**WHAT TO DO:** Counting only lines that hold "screenshot", give the total and nothing more.

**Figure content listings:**
((

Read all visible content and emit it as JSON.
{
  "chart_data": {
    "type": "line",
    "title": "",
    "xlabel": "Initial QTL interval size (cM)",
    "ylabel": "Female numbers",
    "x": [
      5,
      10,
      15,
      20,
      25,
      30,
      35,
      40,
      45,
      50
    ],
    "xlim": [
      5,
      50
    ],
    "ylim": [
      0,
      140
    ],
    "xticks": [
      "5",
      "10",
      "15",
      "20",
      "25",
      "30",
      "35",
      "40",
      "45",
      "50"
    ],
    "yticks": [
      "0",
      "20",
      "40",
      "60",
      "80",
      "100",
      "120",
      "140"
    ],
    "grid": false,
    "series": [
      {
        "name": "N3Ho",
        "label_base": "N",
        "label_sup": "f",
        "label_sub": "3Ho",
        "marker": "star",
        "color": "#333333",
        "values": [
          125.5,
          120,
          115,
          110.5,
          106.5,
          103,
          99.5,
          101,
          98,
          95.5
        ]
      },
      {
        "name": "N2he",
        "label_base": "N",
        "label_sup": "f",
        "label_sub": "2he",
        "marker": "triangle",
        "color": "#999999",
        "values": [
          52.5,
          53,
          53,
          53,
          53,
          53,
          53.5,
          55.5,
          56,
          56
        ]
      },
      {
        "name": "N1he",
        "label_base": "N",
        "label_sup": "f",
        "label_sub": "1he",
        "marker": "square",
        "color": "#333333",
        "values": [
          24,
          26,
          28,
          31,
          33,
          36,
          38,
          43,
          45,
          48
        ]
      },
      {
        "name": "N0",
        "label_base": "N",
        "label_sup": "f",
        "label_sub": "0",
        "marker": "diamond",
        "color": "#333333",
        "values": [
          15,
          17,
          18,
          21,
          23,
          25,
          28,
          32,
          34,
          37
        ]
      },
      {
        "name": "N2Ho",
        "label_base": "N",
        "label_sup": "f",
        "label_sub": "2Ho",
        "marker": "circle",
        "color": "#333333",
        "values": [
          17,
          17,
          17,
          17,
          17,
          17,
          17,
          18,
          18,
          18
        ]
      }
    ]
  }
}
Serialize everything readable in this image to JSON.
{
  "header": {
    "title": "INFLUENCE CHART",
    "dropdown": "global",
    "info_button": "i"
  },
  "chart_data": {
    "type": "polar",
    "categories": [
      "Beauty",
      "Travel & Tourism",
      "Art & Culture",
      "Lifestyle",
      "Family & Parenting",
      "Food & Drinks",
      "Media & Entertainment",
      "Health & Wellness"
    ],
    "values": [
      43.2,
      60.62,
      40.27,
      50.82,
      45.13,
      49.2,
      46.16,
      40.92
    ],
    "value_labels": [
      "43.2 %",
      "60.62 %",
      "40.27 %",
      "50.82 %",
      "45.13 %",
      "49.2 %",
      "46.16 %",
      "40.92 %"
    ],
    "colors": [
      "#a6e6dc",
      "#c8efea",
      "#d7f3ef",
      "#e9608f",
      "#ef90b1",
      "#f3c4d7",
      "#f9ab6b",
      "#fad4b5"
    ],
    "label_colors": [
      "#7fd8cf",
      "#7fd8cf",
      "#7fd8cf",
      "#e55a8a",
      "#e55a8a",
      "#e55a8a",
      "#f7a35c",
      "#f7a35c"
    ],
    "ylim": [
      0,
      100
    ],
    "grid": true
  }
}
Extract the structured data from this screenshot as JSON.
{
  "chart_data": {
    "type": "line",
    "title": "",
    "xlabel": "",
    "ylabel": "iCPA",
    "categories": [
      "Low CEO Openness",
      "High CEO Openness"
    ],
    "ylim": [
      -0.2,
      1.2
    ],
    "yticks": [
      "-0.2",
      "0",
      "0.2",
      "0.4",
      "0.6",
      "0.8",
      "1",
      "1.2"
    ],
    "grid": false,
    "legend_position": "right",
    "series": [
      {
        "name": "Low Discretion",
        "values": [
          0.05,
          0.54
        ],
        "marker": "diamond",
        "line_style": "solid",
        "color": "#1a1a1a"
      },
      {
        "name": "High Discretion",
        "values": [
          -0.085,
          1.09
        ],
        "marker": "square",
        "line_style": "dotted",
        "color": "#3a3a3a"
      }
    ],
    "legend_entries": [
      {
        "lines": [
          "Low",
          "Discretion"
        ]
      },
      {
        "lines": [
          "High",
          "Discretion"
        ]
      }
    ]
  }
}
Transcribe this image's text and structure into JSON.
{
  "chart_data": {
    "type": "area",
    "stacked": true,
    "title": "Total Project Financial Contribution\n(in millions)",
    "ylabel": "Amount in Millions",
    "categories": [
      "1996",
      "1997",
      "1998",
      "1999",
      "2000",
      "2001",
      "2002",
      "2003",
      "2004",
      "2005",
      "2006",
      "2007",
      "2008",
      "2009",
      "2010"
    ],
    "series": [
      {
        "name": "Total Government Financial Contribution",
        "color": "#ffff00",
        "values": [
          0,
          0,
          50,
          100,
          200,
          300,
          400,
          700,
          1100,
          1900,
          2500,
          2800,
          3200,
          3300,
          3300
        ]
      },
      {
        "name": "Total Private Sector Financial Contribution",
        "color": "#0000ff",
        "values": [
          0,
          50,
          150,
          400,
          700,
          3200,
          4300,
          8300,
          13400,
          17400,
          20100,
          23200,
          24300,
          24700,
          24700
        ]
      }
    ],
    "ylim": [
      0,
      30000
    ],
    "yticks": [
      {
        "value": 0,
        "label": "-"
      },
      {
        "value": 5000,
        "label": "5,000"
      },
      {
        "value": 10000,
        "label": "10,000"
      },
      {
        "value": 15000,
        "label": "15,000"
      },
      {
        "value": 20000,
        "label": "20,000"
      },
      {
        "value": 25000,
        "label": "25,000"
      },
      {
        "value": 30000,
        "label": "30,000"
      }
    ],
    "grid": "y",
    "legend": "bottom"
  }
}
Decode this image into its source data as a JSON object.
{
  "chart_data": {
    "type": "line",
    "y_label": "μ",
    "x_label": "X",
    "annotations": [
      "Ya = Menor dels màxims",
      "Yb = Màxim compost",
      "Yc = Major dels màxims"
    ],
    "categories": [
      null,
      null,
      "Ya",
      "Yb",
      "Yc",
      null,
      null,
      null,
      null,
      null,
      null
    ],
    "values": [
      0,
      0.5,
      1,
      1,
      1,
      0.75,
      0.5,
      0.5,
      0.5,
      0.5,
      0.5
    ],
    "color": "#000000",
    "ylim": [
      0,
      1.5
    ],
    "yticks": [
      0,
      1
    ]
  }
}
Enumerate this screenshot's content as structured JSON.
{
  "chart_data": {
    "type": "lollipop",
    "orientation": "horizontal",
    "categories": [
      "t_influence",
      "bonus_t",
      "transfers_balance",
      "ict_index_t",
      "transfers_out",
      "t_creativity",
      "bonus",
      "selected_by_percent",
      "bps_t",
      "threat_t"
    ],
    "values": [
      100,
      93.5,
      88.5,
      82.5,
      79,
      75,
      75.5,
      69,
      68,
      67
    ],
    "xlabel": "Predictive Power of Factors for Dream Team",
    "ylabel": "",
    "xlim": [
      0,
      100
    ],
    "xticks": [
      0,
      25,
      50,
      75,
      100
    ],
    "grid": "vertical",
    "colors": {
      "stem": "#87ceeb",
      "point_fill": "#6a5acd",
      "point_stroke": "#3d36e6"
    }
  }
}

))

**REPLY TO THE TASK:** 2